→ Short exercise:
Each record is to be transcribed exactly.

(Structured figure records)
·····

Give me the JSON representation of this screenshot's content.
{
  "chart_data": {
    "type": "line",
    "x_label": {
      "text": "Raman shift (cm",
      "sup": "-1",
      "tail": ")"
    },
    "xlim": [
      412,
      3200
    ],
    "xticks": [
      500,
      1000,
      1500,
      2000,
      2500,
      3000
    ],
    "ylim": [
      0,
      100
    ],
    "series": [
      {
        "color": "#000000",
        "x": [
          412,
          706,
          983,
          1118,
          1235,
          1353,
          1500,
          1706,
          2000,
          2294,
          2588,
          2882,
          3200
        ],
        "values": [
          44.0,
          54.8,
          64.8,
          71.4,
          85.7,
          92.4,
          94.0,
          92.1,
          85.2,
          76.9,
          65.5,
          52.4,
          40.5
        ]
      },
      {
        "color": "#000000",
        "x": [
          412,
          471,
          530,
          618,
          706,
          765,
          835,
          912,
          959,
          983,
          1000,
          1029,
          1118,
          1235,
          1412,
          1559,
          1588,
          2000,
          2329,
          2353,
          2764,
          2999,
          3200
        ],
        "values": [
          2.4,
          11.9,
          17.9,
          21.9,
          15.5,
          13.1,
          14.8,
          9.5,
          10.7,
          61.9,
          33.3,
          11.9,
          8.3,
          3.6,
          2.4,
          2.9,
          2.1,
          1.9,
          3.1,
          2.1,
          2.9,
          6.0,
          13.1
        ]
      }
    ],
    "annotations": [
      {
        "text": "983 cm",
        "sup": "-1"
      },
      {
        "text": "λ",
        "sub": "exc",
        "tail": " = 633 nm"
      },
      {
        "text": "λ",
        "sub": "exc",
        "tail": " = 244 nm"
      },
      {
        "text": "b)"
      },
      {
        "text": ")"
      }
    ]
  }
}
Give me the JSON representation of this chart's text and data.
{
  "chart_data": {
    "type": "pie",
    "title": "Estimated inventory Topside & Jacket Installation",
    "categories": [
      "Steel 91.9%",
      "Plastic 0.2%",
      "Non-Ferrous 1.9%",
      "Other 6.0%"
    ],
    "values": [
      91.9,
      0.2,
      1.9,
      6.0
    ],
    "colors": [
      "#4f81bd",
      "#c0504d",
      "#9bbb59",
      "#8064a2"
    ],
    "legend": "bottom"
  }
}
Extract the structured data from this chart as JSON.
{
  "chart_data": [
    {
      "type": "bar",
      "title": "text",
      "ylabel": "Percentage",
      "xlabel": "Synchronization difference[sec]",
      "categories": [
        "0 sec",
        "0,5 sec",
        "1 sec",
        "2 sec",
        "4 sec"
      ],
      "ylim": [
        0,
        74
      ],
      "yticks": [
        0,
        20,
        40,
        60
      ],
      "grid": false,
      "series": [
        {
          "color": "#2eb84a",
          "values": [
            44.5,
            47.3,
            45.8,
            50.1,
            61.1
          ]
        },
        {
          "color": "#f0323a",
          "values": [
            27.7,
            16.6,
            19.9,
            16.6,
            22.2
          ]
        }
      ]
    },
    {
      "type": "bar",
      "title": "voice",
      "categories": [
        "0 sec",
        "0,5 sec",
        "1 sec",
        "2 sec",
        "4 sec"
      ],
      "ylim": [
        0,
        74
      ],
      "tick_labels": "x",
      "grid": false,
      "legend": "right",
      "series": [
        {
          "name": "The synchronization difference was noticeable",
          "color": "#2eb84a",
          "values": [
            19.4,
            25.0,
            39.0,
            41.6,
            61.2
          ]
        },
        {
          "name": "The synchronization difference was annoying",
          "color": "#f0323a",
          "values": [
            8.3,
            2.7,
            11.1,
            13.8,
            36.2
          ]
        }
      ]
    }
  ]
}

·····

→ Exercise answer:
Give me the JSON representation of this screenshot's content.
{
  "chart_data": {
    "type": "line",
    "x_label": {
      "text": "Raman shift (cm",
      "sup": "-1",
      "tail": ")"
    },
    "xlim": [
      412,
      3200
    ],
    "xticks": [
      500,
      1000,
      1500,
      2000,
      2500,
      3000
    ],
    "ylim": [
      0,
      100
    ],
    "series": [
      {
        "color": "#000000",
        "x": [
          412,
          706,
          983,
          1118,
          1235,
          1353,
          1500,
          1706,
          2000,
          2294,
          2588,
          2882,
          3200
        ],
        "values": [
          44.0,
          54.8,
          64.8,
          71.4,
          85.7,
          92.4,
          94.0,
          92.1,
          85.2,
          76.9,
          65.5,
          52.4,
          40.5
        ]
      },
      {
        "color": "#000000",
        "x": [
          412,
          471,
          530,
          618,
          706,
          765,
          835,
          912,
          959,
          983,
          1000,
          1029,
          1118,
          1235,
          1412,
          1559,
          1588,
          2000,
          2329,
          2353,
          2764,
          2999,
          3200
        ],
        "values": [
          2.4,
          11.9,
          17.9,
          21.9,
          15.5,
          13.1,
          14.8,
          9.5,
          10.7,
          61.9,
          33.3,
          11.9,
          8.3,
          3.6,
          2.4,
          2.9,
          2.1,
          1.9,
          3.1,
          2.1,
          2.9,
          6.0,
          13.1
        ]
      }
    ],
    "annotations": [
      {
        "text": "983 cm",
        "sup": "-1"
      },
      {
        "text": "λ",
        "sub": "exc",
        "tail": " = 633 nm"
      },
      {
        "text": "λ",
        "sub": "exc",
        "tail": " = 244 nm"
      },
      {
        "text": "b)"
      },
      {
        "text": ")"
      }
    ]
  }
}
Give me the JSON representation of this chart's text and data.
{
  "chart_data": {
    "type": "pie",
    "title": "Estimated inventory Topside & Jacket Installation",
    "categories": [
      "Steel 91.9%",
      "Plastic 0.2%",
      "Non-Ferrous 1.9%",
      "Other 6.0%"
    ],
    "values": [
      91.9,
      0.2,
      1.9,
      6.0
    ],
    "colors": [
      "#4f81bd",
      "#c0504d",
      "#9bbb59",
      "#8064a2"
    ],
    "legend": "bottom"
  }
}
Extract the structured data from this chart as JSON.
{
  "chart_data": [
    {
      "type": "bar",
      "title": "text",
      "ylabel": "Percentage",
      "xlabel": "Synchronization difference[sec]",
      "categories": [
        "0 sec",
        "0,5 sec",
        "1 sec",
        "2 sec",
        "4 sec"
      ],
      "ylim": [
        0,
        74
      ],
      "yticks": [
        0,
        20,
        40,
        60
      ],
      "grid": false,
      "series": [
        {
          "color": "#2eb84a",
          "values": [
            44.5,
            47.3,
            45.8,
            50.1,
            61.1
          ]
        },
        {
          "color": "#f0323a",
          "values": [
            27.7,
            16.6,
            19.9,
            16.6,
            22.2
          ]
        }
      ]
    },
    {
      "type": "bar",
      "title": "voice",
      "categories": [
        "0 sec",
        "0,5 sec",
        "1 sec",
        "2 sec",
        "4 sec"
      ],
      "ylim": [
        0,
        74
      ],
      "tick_labels": "x",
      "grid": false,
      "legend": "right",
      "series": [
        {
          "name": "The synchronization difference was noticeable",
          "color": "#2eb84a",
          "values": [
            19.4,
            25.0,
            39.0,
            41.6,
            61.2
          ]
        },
        {
          "name": "The synchronization difference was annoying",
          "color": "#f0323a",
          "values": [
            8.3,
            2.7,
            11.1,
            13.8,
            36.2
          ]
        }
      ]
    }
  ]
}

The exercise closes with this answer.